• [Exercise goal]:
List each line of the data in which the string "xlabel" appears.

BEGIN Recorded data

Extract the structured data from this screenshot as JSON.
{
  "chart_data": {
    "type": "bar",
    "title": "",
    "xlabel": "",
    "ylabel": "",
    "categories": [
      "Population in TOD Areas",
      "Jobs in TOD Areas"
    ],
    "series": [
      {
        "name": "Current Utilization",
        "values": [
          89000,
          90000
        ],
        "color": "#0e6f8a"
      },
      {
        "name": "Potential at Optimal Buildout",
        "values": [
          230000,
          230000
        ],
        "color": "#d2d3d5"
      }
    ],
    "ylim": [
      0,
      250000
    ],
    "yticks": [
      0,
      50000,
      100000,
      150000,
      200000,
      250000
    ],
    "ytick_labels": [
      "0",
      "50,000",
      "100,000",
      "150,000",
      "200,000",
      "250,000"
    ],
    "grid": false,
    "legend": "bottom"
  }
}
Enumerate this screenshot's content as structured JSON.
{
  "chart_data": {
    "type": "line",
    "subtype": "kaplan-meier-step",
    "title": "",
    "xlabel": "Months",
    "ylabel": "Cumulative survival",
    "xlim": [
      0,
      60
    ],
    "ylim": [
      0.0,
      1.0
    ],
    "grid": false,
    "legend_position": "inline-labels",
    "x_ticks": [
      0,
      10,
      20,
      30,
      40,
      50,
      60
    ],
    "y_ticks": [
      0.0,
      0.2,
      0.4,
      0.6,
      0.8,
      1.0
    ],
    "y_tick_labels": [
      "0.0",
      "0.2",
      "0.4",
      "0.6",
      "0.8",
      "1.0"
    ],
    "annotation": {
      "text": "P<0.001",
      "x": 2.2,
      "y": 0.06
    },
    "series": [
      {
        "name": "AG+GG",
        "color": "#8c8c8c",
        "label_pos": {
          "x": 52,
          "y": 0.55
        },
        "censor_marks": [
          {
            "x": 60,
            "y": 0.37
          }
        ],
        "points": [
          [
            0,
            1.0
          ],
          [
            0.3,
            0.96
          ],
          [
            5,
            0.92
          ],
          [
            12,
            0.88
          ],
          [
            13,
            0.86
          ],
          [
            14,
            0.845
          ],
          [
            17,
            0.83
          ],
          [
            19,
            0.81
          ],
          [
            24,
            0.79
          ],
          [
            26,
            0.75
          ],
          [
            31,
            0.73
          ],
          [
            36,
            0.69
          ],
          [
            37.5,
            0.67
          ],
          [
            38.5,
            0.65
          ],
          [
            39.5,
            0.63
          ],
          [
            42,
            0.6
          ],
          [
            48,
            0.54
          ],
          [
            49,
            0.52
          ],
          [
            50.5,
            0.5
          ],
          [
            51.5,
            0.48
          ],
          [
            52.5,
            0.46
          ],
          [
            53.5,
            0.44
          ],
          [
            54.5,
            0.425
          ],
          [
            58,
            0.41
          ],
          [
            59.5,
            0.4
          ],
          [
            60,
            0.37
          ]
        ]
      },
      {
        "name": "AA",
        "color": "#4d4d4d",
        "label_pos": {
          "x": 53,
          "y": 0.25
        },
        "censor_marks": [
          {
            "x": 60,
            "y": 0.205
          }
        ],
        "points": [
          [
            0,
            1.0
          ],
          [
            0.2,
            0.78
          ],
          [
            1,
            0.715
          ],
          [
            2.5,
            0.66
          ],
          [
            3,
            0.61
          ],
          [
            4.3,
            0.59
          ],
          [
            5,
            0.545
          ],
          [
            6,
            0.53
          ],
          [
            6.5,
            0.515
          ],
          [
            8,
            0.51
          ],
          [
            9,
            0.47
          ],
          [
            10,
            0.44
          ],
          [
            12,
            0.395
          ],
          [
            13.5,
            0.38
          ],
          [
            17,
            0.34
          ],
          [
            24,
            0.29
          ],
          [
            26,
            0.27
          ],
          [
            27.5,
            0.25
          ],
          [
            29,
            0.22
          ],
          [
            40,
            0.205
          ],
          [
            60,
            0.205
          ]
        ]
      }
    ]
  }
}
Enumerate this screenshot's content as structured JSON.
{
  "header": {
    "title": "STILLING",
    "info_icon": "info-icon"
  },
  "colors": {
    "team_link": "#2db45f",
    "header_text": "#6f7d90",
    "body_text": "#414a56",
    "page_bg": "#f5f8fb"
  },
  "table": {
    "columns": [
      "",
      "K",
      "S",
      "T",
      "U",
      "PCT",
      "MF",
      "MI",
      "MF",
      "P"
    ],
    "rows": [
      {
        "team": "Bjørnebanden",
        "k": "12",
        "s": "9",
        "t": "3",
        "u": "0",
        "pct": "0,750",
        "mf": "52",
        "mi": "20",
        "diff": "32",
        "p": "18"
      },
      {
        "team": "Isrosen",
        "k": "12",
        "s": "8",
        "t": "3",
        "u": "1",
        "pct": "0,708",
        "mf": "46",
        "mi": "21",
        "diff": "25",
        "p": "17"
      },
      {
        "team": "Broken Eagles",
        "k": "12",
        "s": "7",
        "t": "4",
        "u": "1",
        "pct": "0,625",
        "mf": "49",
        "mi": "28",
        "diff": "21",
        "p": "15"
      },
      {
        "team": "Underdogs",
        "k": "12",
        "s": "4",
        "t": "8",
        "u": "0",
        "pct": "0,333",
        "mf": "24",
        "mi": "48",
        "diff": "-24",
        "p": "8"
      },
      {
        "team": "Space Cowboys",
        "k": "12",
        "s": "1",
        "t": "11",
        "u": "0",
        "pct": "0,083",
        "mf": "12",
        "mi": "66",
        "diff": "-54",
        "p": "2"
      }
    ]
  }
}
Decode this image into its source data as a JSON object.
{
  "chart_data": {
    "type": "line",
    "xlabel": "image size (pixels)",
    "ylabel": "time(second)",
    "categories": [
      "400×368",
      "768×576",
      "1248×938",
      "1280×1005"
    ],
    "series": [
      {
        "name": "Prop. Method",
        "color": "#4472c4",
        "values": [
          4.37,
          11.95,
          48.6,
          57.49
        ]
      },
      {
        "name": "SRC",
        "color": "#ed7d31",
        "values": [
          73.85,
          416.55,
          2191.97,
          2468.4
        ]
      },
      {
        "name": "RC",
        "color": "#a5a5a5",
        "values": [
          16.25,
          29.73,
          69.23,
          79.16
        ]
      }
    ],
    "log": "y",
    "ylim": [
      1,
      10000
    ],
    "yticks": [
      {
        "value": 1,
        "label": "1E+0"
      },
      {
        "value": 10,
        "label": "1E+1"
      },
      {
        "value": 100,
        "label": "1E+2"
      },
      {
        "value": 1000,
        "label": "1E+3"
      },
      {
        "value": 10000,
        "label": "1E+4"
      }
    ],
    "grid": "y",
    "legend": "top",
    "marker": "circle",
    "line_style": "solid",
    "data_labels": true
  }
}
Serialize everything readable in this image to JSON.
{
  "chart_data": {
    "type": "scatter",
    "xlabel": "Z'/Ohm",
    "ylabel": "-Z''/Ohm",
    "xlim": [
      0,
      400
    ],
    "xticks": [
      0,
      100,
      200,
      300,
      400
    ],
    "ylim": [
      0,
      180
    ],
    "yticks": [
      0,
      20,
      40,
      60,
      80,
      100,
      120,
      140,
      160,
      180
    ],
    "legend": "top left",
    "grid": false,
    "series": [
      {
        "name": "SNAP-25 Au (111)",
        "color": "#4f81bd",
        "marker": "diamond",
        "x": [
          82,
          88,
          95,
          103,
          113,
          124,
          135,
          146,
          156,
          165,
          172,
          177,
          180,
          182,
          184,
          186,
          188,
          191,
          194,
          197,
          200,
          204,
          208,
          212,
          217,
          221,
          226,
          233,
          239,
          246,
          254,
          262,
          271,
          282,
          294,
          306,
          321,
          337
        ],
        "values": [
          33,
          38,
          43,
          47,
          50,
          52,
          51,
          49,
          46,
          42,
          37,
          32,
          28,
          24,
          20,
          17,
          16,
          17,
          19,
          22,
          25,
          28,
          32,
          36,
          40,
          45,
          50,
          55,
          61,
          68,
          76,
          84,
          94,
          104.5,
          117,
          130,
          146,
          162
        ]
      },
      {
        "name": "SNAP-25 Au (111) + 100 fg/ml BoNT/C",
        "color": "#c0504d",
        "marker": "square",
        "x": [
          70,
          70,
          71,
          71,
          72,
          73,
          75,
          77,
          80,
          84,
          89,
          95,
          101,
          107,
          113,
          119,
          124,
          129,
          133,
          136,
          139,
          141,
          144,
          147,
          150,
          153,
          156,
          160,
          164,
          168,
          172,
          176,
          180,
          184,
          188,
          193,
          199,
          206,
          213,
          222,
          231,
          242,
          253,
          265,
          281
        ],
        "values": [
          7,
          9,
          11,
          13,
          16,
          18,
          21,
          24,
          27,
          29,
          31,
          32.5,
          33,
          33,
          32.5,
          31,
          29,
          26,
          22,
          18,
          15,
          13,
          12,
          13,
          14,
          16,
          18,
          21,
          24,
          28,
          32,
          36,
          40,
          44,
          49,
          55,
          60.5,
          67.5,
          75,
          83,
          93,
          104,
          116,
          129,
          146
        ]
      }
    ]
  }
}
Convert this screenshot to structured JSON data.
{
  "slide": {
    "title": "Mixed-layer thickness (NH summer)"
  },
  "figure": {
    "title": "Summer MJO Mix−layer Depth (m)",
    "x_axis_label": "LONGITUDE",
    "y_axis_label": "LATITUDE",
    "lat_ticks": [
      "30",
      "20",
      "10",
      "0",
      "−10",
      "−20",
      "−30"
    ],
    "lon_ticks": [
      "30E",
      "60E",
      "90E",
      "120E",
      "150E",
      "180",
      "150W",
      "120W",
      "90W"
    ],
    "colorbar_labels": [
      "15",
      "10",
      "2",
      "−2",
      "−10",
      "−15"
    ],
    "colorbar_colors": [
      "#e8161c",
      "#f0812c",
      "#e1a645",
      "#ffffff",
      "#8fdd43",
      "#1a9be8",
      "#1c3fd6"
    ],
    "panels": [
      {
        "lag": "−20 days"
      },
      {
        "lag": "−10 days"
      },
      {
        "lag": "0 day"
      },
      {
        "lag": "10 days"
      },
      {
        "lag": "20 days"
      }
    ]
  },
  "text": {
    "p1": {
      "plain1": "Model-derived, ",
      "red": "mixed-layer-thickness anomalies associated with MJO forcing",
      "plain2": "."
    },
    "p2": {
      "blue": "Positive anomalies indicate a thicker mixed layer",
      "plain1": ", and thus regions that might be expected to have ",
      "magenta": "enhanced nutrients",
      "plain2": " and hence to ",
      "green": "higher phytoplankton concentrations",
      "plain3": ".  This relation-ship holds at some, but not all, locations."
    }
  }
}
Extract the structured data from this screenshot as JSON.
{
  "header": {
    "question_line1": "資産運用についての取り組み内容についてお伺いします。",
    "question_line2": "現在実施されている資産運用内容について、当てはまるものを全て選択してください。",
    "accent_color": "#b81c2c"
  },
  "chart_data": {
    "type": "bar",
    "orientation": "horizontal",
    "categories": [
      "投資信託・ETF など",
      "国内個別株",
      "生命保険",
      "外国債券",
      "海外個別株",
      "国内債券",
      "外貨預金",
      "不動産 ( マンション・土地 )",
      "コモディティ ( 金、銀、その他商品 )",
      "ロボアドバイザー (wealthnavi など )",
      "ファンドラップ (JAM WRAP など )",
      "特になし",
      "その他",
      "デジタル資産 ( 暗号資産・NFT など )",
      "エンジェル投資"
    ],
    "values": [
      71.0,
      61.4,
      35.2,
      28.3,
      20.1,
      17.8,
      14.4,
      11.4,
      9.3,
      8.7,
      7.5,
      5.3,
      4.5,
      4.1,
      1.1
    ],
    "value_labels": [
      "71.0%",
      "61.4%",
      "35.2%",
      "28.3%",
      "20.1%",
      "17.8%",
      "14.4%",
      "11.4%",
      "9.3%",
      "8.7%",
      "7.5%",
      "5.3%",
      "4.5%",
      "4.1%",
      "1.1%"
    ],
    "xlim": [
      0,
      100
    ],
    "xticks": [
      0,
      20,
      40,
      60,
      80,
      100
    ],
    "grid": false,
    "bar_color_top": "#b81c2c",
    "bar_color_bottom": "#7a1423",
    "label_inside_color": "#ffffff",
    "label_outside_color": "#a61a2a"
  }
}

END Recorded data

• [Worked answer]:
    "xlabel": "",
    "xlabel": "Months",
    "xlabel": "image size (pixels)",
    "xlabel": "Z'/Ohm",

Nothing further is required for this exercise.